Exercise brief:
Show each line that has the string "name" in it.
------ Input ------
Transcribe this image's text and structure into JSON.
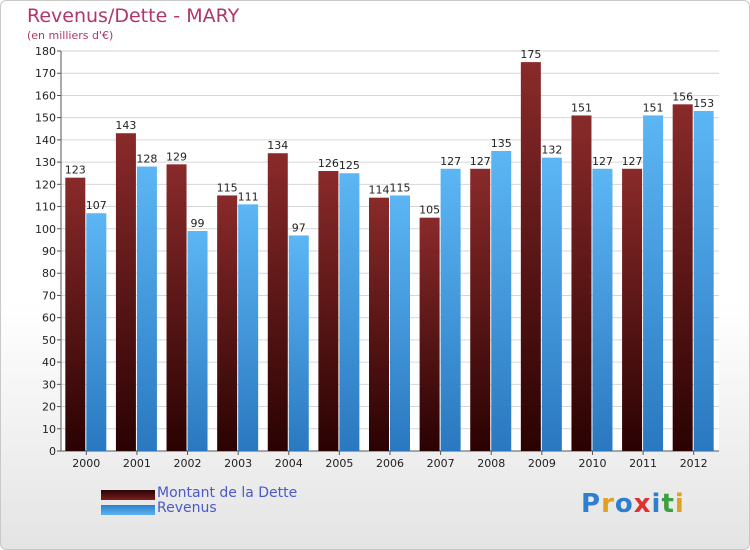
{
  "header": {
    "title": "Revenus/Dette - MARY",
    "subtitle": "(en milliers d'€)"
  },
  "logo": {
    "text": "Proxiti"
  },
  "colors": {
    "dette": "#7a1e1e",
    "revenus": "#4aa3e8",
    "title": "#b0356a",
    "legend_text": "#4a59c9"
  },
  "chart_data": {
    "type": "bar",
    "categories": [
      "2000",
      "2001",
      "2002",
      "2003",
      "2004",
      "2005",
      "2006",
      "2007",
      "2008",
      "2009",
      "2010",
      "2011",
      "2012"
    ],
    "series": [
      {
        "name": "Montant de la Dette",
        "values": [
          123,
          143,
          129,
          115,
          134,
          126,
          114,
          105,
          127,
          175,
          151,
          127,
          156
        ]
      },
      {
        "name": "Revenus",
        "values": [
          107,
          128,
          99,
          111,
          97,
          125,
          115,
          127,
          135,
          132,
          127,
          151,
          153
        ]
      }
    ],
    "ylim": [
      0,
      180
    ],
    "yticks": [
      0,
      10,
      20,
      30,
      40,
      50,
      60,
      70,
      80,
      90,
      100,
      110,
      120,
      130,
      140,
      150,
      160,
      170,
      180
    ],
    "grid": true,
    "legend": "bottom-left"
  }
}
------
Completed exercise:
        "name": "Montant de la Dette",
        "name": "Revenus",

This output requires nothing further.